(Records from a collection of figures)
-- -- --
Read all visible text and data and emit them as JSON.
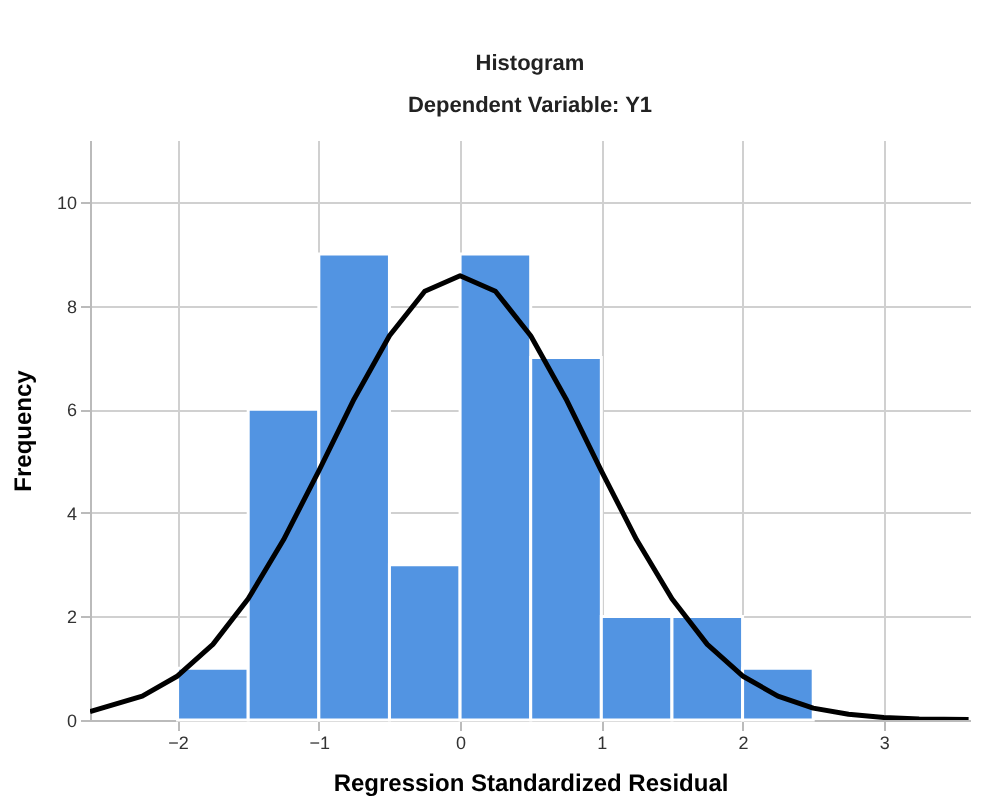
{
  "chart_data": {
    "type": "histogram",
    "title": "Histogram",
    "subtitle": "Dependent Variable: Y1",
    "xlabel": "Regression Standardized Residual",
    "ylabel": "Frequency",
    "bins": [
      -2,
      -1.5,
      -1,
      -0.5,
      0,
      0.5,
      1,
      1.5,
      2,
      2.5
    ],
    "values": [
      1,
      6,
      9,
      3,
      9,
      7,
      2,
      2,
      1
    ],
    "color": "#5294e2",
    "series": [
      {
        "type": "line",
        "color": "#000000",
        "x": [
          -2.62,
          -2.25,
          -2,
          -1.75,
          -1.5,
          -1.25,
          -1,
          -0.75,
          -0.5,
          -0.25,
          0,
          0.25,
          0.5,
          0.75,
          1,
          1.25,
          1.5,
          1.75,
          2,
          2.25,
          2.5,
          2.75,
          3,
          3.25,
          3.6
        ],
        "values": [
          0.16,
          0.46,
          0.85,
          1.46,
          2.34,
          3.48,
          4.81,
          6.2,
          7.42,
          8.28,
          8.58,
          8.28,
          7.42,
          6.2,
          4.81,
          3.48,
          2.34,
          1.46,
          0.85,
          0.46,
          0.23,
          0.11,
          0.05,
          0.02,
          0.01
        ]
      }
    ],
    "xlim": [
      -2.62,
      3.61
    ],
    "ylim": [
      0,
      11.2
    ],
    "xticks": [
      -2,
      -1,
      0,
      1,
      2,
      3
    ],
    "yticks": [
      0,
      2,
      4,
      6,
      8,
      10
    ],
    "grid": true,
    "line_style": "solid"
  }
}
-- -- --
▶ **WHAT TO DO**
Except for the pictures, reproduce every line exactly.

▶ **SOLUTION TO THIS TASK**
Read all visible text and data and emit them as JSON.
{
  "chart_data": {
    "type": "histogram",
    "title": "Histogram",
    "subtitle": "Dependent Variable: Y1",
    "xlabel": "Regression Standardized Residual",
    "ylabel": "Frequency",
    "bins": [
      -2,
      -1.5,
      -1,
      -0.5,
      0,
      0.5,
      1,
      1.5,
      2,
      2.5
    ],
    "values": [
      1,
      6,
      9,
      3,
      9,
      7,
      2,
      2,
      1
    ],
    "color": "#5294e2",
    "series": [
      {
        "type": "line",
        "color": "#000000",
        "x": [
          -2.62,
          -2.25,
          -2,
          -1.75,
          -1.5,
          -1.25,
          -1,
          -0.75,
          -0.5,
          -0.25,
          0,
          0.25,
          0.5,
          0.75,
          1,
          1.25,
          1.5,
          1.75,
          2,
          2.25,
          2.5,
          2.75,
          3,
          3.25,
          3.6
        ],
        "values": [
          0.16,
          0.46,
          0.85,
          1.46,
          2.34,
          3.48,
          4.81,
          6.2,
          7.42,
          8.28,
          8.58,
          8.28,
          7.42,
          6.2,
          4.81,
          3.48,
          2.34,
          1.46,
          0.85,
          0.46,
          0.23,
          0.11,
          0.05,
          0.02,
          0.01
        ]
      }
    ],
    "xlim": [
      -2.62,
      3.61
    ],
    "ylim": [
      0,
      11.2
    ],
    "xticks": [
      -2,
      -1,
      0,
      1,
      2,
      3
    ],
    "yticks": [
      0,
      2,
      4,
      6,
      8,
      10
    ],
    "grid": true,
    "line_style": "solid"
  }
}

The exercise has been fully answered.